--- Start EXERCISE MATERIALS ---

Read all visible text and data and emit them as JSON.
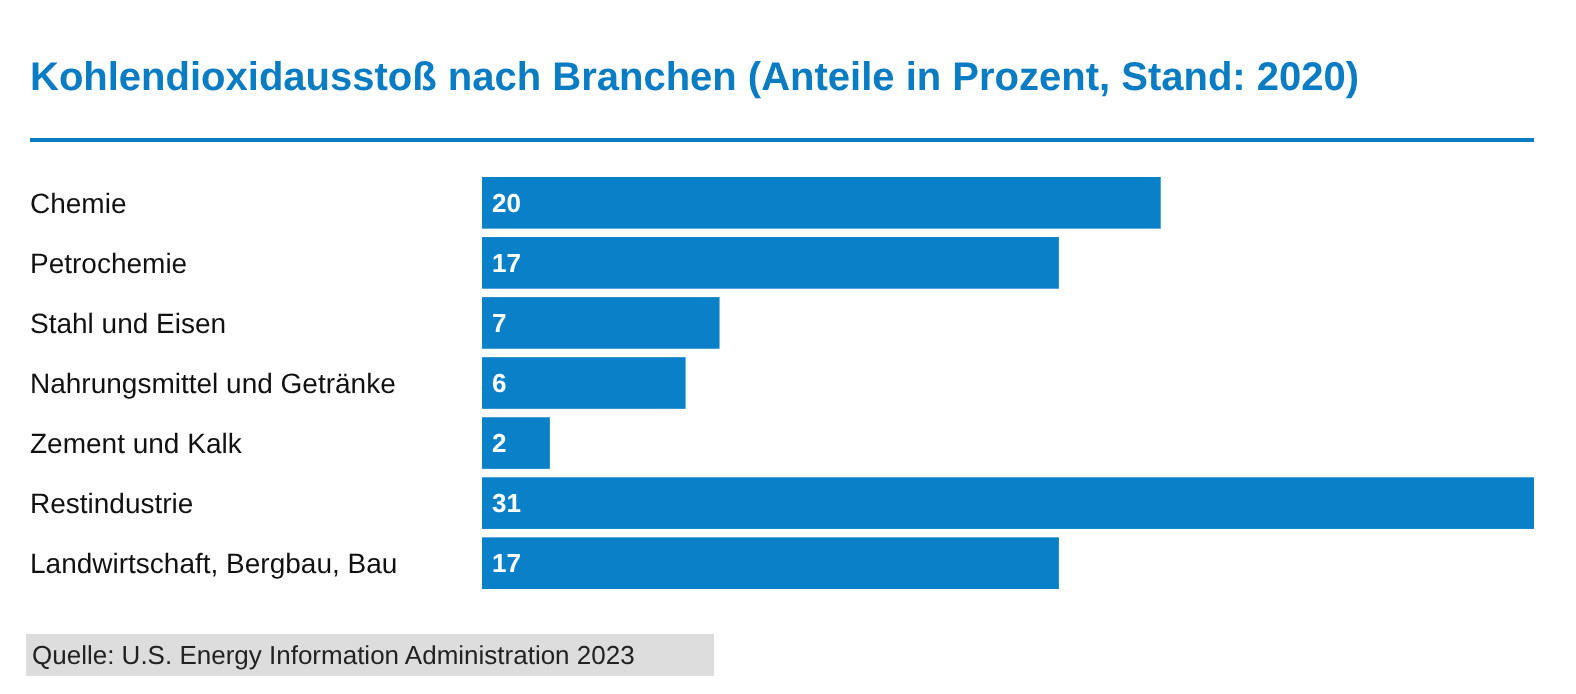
{
  "chart_data": {
    "type": "bar",
    "orientation": "horizontal",
    "title": "Kohlendioxidausstoß nach Branchen (Anteile in Prozent, Stand: 2020)",
    "categories": [
      "Chemie",
      "Petrochemie",
      "Stahl und Eisen",
      "Nahrungsmittel und Getränke",
      "Zement und Kalk",
      "Restindustrie",
      "Landwirtschaft, Bergbau, Bau"
    ],
    "values": [
      20,
      17,
      7,
      6,
      2,
      31,
      17
    ],
    "color": "#0a80c8",
    "data_labels": true,
    "annotations": [
      "Quelle: U.S. Energy Information Administration 2023"
    ]
  }
}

--- End EXERCISE MATERIALS ---

_WRITTEN PROBLEM_. Would you mind returning each entry above word for word, skipping the images?

_TASK RESPONSE_.
Read all visible text and data and emit them as JSON.
{
  "chart_data": {
    "type": "bar",
    "orientation": "horizontal",
    "title": "Kohlendioxidausstoß nach Branchen (Anteile in Prozent, Stand: 2020)",
    "categories": [
      "Chemie",
      "Petrochemie",
      "Stahl und Eisen",
      "Nahrungsmittel und Getränke",
      "Zement und Kalk",
      "Restindustrie",
      "Landwirtschaft, Bergbau, Bau"
    ],
    "values": [
      20,
      17,
      7,
      6,
      2,
      31,
      17
    ],
    "color": "#0a80c8",
    "data_labels": true,
    "annotations": [
      "Quelle: U.S. Energy Information Administration 2023"
    ]
  }
}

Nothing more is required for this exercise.